**Excerpted records:**
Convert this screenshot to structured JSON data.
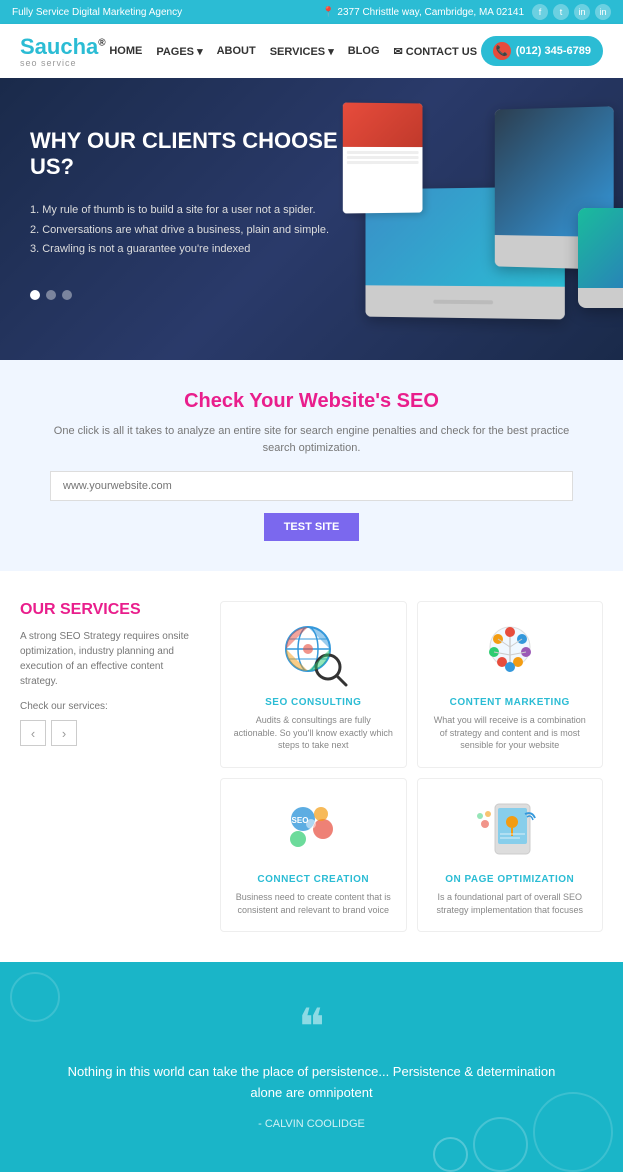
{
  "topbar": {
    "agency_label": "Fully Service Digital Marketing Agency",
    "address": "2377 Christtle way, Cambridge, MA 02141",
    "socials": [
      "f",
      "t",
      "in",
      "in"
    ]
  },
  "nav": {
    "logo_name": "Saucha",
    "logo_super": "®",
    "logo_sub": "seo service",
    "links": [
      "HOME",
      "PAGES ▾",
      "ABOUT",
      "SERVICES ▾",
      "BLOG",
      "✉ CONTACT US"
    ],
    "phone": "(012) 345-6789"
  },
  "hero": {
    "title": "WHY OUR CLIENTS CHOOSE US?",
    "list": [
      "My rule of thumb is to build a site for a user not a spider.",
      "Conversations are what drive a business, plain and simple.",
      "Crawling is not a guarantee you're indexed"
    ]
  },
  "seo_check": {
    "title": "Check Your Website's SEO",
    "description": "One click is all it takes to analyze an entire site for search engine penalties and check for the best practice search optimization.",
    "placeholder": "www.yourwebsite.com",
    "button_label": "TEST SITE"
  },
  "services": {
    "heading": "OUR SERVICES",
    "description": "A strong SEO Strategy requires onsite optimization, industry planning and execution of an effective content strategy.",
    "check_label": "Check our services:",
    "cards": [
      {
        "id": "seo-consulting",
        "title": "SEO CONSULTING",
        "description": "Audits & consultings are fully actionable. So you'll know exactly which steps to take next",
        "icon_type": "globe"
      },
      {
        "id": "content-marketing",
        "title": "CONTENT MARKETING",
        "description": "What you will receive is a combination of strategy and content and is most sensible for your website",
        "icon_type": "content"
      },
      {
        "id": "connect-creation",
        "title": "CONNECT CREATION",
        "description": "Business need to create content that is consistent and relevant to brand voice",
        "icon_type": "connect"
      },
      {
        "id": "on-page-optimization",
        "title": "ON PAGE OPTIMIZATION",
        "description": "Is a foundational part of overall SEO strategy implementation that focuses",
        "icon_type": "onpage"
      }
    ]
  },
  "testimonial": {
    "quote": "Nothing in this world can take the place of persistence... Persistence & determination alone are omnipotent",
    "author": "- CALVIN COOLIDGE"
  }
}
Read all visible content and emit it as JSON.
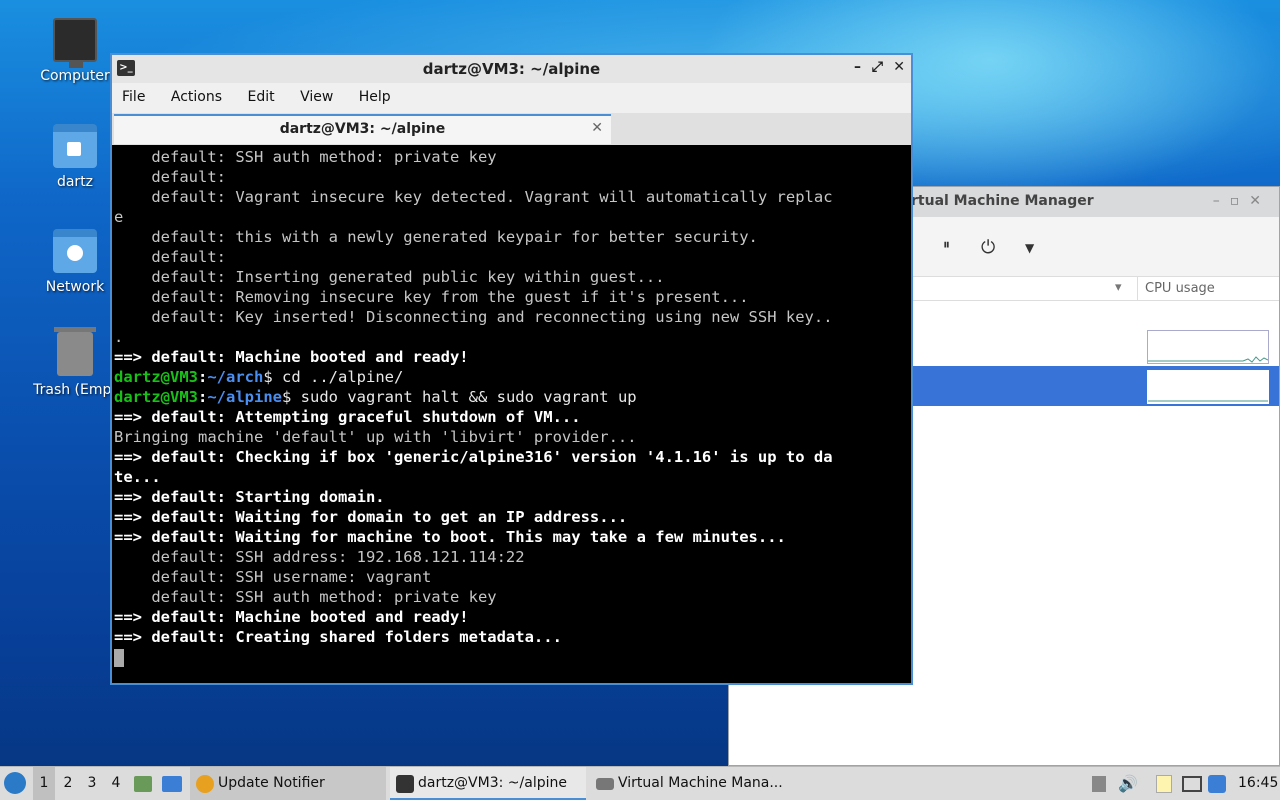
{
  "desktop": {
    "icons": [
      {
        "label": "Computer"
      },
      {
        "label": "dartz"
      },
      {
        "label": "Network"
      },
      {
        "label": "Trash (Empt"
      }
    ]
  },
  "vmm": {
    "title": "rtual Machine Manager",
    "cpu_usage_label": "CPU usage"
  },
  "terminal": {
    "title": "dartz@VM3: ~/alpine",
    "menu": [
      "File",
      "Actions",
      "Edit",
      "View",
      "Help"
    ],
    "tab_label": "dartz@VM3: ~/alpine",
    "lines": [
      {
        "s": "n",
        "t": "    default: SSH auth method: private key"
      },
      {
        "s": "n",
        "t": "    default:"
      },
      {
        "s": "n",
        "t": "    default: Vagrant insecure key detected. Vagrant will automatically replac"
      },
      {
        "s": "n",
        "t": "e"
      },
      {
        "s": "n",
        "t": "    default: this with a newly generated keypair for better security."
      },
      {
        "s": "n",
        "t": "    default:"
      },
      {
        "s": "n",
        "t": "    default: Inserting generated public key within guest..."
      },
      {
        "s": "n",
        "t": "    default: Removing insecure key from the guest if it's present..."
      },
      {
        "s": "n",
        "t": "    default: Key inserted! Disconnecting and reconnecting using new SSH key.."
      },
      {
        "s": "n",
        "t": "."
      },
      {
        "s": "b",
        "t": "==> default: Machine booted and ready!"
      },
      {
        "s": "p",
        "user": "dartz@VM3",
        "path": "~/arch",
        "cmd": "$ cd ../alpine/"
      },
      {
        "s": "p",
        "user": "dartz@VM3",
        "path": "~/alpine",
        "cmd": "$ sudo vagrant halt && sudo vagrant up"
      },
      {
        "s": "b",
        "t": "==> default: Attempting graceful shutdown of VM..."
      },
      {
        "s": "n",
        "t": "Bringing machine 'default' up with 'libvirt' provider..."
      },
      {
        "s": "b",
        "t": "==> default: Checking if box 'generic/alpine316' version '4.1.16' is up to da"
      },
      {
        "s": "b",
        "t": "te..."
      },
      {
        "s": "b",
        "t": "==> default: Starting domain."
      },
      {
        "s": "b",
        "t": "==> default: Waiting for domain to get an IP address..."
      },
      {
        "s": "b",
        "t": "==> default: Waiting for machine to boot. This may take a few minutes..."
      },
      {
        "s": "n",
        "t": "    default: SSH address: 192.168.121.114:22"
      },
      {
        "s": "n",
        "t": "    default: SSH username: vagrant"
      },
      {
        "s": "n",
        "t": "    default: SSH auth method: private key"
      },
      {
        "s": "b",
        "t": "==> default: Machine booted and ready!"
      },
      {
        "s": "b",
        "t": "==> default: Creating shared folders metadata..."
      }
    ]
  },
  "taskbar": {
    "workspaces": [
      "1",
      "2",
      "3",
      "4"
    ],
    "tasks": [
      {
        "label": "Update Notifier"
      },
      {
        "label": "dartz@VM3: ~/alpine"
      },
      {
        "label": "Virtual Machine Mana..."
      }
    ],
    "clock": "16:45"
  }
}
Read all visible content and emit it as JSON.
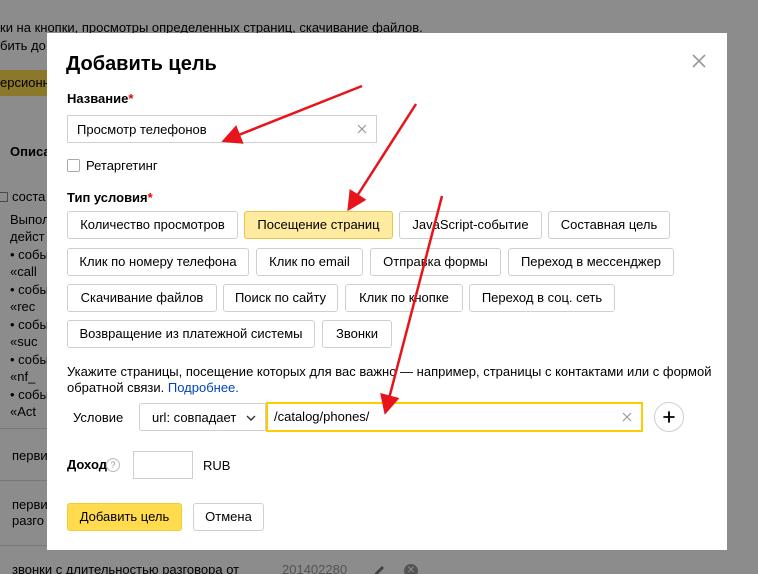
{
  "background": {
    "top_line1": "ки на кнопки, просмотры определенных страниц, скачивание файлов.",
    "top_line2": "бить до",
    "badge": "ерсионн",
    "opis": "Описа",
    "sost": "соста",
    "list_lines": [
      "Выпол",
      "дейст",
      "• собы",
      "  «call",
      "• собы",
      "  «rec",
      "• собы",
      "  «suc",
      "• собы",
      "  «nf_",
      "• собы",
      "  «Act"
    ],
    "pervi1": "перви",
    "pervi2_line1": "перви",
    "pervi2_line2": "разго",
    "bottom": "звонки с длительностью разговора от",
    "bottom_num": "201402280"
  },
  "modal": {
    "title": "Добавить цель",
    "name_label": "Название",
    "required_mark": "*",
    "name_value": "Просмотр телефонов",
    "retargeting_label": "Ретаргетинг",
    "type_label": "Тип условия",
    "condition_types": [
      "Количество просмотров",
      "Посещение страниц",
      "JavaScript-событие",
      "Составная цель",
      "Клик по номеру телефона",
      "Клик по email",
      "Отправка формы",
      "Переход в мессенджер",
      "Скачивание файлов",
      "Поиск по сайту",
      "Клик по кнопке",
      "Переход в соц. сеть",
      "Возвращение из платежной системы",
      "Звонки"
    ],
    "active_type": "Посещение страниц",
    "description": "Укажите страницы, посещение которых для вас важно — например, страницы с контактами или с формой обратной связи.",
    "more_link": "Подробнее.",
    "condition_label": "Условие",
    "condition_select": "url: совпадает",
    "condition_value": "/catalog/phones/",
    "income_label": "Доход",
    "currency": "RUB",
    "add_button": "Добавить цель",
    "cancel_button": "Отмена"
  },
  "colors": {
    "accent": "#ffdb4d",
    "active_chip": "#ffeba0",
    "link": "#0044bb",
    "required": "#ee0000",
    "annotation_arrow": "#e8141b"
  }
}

**Exercise instructions:**
Set down the records in full and exactly. Do not carry over any image.

**Result of the task:**
Convert this screenshot to structured JSON data.
{
  "topbar": {
    "agency_label": "Fully Service Digital Marketing Agency",
    "address": "2377 Christtle way, Cambridge, MA 02141",
    "socials": [
      "f",
      "t",
      "in",
      "in"
    ]
  },
  "nav": {
    "logo_name": "Saucha",
    "logo_super": "®",
    "logo_sub": "seo service",
    "links": [
      "HOME",
      "PAGES ▾",
      "ABOUT",
      "SERVICES ▾",
      "BLOG",
      "✉ CONTACT US"
    ],
    "phone": "(012) 345-6789"
  },
  "hero": {
    "title": "WHY OUR CLIENTS CHOOSE US?",
    "list": [
      "My rule of thumb is to build a site for a user not a spider.",
      "Conversations are what drive a business, plain and simple.",
      "Crawling is not a guarantee you're indexed"
    ]
  },
  "seo_check": {
    "title": "Check Your Website's SEO",
    "description": "One click is all it takes to analyze an entire site for search engine penalties and check for the best practice search optimization.",
    "placeholder": "www.yourwebsite.com",
    "button_label": "TEST SITE"
  },
  "services": {
    "heading": "OUR SERVICES",
    "description": "A strong SEO Strategy requires onsite optimization, industry planning and execution of an effective content strategy.",
    "check_label": "Check our services:",
    "cards": [
      {
        "id": "seo-consulting",
        "title": "SEO CONSULTING",
        "description": "Audits & consultings are fully actionable. So you'll know exactly which steps to take next",
        "icon_type": "globe"
      },
      {
        "id": "content-marketing",
        "title": "CONTENT MARKETING",
        "description": "What you will receive is a combination of strategy and content and is most sensible for your website",
        "icon_type": "content"
      },
      {
        "id": "connect-creation",
        "title": "CONNECT CREATION",
        "description": "Business need to create content that is consistent and relevant to brand voice",
        "icon_type": "connect"
      },
      {
        "id": "on-page-optimization",
        "title": "ON PAGE OPTIMIZATION",
        "description": "Is a foundational part of overall SEO strategy implementation that focuses",
        "icon_type": "onpage"
      }
    ]
  },
  "testimonial": {
    "quote": "Nothing in this world can take the place of persistence... Persistence & determination alone are omnipotent",
    "author": "- CALVIN COOLIDGE"
  }
}
Read all visible content and emit it as JSON.
{
  "desktop": {
    "icons": [
      {
        "label": "Computer"
      },
      {
        "label": "dartz"
      },
      {
        "label": "Network"
      },
      {
        "label": "Trash (Empt"
      }
    ]
  },
  "vmm": {
    "title": "rtual Machine Manager",
    "cpu_usage_label": "CPU usage"
  },
  "terminal": {
    "title": "dartz@VM3: ~/alpine",
    "menu": [
      "File",
      "Actions",
      "Edit",
      "View",
      "Help"
    ],
    "tab_label": "dartz@VM3: ~/alpine",
    "lines": [
      {
        "s": "n",
        "t": "    default: SSH auth method: private key"
      },
      {
        "s": "n",
        "t": "    default:"
      },
      {
        "s": "n",
        "t": "    default: Vagrant insecure key detected. Vagrant will automatically replac"
      },
      {
        "s": "n",
        "t": "e"
      },
      {
        "s": "n",
        "t": "    default: this with a newly generated keypair for better security."
      },
      {
        "s": "n",
        "t": "    default:"
      },
      {
        "s": "n",
        "t": "    default: Inserting generated public key within guest..."
      },
      {
        "s": "n",
        "t": "    default: Removing insecure key from the guest if it's present..."
      },
      {
        "s": "n",
        "t": "    default: Key inserted! Disconnecting and reconnecting using new SSH key.."
      },
      {
        "s": "n",
        "t": "."
      },
      {
        "s": "b",
        "t": "==> default: Machine booted and ready!"
      },
      {
        "s": "p",
        "user": "dartz@VM3",
        "path": "~/arch",
        "cmd": "$ cd ../alpine/"
      },
      {
        "s": "p",
        "user": "dartz@VM3",
        "path": "~/alpine",
        "cmd": "$ sudo vagrant halt && sudo vagrant up"
      },
      {
        "s": "b",
        "t": "==> default: Attempting graceful shutdown of VM..."
      },
      {
        "s": "n",
        "t": "Bringing machine 'default' up with 'libvirt' provider..."
      },
      {
        "s": "b",
        "t": "==> default: Checking if box 'generic/alpine316' version '4.1.16' is up to da"
      },
      {
        "s": "b",
        "t": "te..."
      },
      {
        "s": "b",
        "t": "==> default: Starting domain."
      },
      {
        "s": "b",
        "t": "==> default: Waiting for domain to get an IP address..."
      },
      {
        "s": "b",
        "t": "==> default: Waiting for machine to boot. This may take a few minutes..."
      },
      {
        "s": "n",
        "t": "    default: SSH address: 192.168.121.114:22"
      },
      {
        "s": "n",
        "t": "    default: SSH username: vagrant"
      },
      {
        "s": "n",
        "t": "    default: SSH auth method: private key"
      },
      {
        "s": "b",
        "t": "==> default: Machine booted and ready!"
      },
      {
        "s": "b",
        "t": "==> default: Creating shared folders metadata..."
      }
    ]
  },
  "taskbar": {
    "workspaces": [
      "1",
      "2",
      "3",
      "4"
    ],
    "tasks": [
      {
        "label": "Update Notifier"
      },
      {
        "label": "dartz@VM3: ~/alpine"
      },
      {
        "label": "Virtual Machine Mana..."
      }
    ],
    "clock": "16:45"
  }
}
Read all visible content and emit it as JSON.
{
  "background": {
    "top_line1": "ки на кнопки, просмотры определенных страниц, скачивание файлов.",
    "top_line2": "бить до",
    "badge": "ерсионн",
    "opis": "Описа",
    "sost": "соста",
    "list_lines": [
      "Выпол",
      "дейст",
      "• собы",
      "  «call",
      "• собы",
      "  «rec",
      "• собы",
      "  «suc",
      "• собы",
      "  «nf_",
      "• собы",
      "  «Act"
    ],
    "pervi1": "перви",
    "pervi2_line1": "перви",
    "pervi2_line2": "разго",
    "bottom": "звонки с длительностью разговора от",
    "bottom_num": "201402280"
  },
  "modal": {
    "title": "Добавить цель",
    "name_label": "Название",
    "required_mark": "*",
    "name_value": "Просмотр телефонов",
    "retargeting_label": "Ретаргетинг",
    "type_label": "Тип условия",
    "condition_types": [
      "Количество просмотров",
      "Посещение страниц",
      "JavaScript-событие",
      "Составная цель",
      "Клик по номеру телефона",
      "Клик по email",
      "Отправка формы",
      "Переход в мессенджер",
      "Скачивание файлов",
      "Поиск по сайту",
      "Клик по кнопке",
      "Переход в соц. сеть",
      "Возвращение из платежной системы",
      "Звонки"
    ],
    "active_type": "Посещение страниц",
    "description": "Укажите страницы, посещение которых для вас важно — например, страницы с контактами или с формой обратной связи.",
    "more_link": "Подробнее.",
    "condition_label": "Условие",
    "condition_select": "url: совпадает",
    "condition_value": "/catalog/phones/",
    "income_label": "Доход",
    "currency": "RUB",
    "add_button": "Добавить цель",
    "cancel_button": "Отмена"
  },
  "colors": {
    "accent": "#ffdb4d",
    "active_chip": "#ffeba0",
    "link": "#0044bb",
    "required": "#ee0000",
    "annotation_arrow": "#e8141b"
  }
}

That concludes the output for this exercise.